Rewrite everything from the start of the records down to the line containing "brand-chanmama: 蝉妈妈 bbox=[747, 24, 793, 42]", putting "position" in place of "location" and leaving all else unchanged.

Dataset records:
====================

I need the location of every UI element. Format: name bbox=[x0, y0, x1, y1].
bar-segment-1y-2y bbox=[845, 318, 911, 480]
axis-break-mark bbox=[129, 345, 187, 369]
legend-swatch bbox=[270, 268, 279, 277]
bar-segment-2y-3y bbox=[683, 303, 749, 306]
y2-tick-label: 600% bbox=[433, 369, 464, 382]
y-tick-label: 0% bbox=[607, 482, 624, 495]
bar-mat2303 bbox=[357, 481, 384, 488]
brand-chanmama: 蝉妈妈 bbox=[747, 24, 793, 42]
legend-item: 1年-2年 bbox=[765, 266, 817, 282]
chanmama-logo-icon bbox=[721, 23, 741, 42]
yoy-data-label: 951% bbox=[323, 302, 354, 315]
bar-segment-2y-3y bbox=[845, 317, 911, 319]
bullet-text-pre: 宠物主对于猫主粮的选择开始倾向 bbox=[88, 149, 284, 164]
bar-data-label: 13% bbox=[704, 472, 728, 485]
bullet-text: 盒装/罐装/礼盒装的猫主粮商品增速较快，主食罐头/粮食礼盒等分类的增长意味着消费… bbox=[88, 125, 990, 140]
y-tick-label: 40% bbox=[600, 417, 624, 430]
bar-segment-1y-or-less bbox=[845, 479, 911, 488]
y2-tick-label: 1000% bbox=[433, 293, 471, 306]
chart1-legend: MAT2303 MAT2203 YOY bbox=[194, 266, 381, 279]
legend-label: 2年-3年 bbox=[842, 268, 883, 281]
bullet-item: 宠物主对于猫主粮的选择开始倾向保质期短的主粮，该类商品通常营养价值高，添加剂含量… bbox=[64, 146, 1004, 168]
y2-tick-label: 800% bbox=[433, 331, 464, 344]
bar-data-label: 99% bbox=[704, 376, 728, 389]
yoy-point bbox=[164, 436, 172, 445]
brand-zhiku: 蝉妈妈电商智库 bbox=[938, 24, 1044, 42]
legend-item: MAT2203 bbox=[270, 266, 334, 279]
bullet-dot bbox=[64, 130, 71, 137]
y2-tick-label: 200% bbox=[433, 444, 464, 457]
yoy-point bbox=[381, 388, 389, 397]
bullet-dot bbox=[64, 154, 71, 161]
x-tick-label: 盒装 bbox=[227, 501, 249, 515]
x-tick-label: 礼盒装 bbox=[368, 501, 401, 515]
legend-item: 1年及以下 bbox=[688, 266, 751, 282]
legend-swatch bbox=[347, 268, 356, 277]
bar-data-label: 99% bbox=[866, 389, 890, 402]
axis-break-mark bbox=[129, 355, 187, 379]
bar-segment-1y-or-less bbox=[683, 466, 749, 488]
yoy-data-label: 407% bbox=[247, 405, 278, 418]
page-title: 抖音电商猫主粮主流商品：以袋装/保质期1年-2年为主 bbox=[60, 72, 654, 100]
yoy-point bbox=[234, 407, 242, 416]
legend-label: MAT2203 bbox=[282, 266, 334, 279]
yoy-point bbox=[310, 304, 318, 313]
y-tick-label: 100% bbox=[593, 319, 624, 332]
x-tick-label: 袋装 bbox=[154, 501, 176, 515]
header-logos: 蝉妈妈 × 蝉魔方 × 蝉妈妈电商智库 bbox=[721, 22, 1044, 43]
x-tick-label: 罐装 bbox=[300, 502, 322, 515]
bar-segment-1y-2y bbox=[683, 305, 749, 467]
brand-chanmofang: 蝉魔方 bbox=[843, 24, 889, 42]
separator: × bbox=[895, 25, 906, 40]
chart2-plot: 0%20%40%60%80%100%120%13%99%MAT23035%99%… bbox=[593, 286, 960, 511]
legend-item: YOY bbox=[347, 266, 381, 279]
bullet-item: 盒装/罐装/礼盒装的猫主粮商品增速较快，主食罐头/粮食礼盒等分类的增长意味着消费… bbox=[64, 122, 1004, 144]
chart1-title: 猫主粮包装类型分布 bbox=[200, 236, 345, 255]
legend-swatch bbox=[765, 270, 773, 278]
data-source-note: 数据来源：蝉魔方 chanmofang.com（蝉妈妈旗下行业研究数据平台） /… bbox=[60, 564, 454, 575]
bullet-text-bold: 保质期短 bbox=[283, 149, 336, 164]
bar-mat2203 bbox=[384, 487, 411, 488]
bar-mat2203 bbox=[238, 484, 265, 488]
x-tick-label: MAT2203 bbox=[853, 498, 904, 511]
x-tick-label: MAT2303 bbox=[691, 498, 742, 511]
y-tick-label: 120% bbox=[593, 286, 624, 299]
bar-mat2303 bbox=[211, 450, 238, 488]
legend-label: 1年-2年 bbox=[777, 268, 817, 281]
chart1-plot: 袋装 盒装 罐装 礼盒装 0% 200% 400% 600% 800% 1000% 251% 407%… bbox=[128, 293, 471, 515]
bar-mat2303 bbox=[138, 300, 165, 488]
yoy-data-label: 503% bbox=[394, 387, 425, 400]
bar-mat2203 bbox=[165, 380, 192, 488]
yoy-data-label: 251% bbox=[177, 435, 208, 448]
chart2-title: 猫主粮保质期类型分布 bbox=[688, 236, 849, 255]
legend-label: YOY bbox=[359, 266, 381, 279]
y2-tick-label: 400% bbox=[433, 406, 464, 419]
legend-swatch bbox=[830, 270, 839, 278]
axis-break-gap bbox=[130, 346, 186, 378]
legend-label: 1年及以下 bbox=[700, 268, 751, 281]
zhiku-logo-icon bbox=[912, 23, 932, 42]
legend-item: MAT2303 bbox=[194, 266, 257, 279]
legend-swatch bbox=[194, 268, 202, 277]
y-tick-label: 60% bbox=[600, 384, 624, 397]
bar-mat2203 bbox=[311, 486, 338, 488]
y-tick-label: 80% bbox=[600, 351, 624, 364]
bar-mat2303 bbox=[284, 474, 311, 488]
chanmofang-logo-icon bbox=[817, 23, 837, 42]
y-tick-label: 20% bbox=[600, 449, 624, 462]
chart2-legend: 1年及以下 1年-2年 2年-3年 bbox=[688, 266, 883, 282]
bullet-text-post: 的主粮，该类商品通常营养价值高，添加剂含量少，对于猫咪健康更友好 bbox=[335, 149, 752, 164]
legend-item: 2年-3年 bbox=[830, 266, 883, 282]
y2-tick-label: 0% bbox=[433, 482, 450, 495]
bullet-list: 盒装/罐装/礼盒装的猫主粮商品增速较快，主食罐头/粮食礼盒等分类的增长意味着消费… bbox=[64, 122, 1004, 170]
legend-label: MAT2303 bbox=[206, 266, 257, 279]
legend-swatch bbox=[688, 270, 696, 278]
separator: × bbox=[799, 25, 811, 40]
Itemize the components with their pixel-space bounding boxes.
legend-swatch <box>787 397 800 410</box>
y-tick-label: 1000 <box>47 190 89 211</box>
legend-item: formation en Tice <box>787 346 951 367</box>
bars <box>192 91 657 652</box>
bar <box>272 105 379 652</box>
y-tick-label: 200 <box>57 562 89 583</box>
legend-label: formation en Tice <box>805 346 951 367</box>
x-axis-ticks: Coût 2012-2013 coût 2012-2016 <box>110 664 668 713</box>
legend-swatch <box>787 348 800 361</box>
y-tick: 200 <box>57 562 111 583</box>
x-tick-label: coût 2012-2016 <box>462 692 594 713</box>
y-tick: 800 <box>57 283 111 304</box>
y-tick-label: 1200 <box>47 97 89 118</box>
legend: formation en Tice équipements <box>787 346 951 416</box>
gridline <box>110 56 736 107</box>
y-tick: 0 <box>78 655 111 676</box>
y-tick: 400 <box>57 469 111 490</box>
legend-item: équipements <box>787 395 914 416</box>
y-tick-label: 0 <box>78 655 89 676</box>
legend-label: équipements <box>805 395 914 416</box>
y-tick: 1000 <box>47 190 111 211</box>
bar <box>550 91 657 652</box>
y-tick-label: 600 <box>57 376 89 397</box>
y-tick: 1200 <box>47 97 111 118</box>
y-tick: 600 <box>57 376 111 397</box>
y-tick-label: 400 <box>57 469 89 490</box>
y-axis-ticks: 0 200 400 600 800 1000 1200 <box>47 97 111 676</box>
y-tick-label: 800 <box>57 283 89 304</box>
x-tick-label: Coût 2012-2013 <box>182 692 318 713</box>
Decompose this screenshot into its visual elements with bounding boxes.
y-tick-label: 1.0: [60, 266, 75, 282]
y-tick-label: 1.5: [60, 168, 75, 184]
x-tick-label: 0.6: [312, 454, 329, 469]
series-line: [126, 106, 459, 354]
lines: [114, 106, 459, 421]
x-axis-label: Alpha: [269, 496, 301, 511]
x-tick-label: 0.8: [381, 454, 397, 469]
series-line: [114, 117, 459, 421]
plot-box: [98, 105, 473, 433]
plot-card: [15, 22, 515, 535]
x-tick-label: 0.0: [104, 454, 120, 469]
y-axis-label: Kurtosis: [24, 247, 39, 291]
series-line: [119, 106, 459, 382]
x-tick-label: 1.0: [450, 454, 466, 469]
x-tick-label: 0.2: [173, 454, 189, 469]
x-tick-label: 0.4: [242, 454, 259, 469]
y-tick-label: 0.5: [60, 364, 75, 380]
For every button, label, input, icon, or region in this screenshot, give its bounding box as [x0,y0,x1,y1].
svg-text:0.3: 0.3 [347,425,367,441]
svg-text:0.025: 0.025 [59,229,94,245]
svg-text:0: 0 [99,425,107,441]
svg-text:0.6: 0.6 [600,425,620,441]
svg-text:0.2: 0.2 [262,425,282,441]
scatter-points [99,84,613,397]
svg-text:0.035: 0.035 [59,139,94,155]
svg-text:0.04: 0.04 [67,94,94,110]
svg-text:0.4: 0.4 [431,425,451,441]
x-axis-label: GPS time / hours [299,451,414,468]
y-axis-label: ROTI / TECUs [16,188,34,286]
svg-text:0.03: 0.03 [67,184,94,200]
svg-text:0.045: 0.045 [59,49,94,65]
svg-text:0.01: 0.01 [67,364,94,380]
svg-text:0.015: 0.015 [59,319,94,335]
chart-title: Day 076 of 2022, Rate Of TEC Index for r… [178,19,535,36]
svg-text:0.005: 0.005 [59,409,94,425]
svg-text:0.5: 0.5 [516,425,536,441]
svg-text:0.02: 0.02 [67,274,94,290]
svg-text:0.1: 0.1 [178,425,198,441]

====================

**WORKED ANSWER**
I need the position of every UI element. Format: name bbox=[x0, y0, x1, y1].
bar-segment-1y-2y bbox=[845, 318, 911, 480]
axis-break-mark bbox=[129, 345, 187, 369]
legend-swatch bbox=[270, 268, 279, 277]
bar-segment-2y-3y bbox=[683, 303, 749, 306]
y2-tick-label: 600% bbox=[433, 369, 464, 382]
y-tick-label: 0% bbox=[607, 482, 624, 495]
bar-mat2303 bbox=[357, 481, 384, 488]
brand-chanmama: 蝉妈妈 bbox=[747, 24, 793, 42]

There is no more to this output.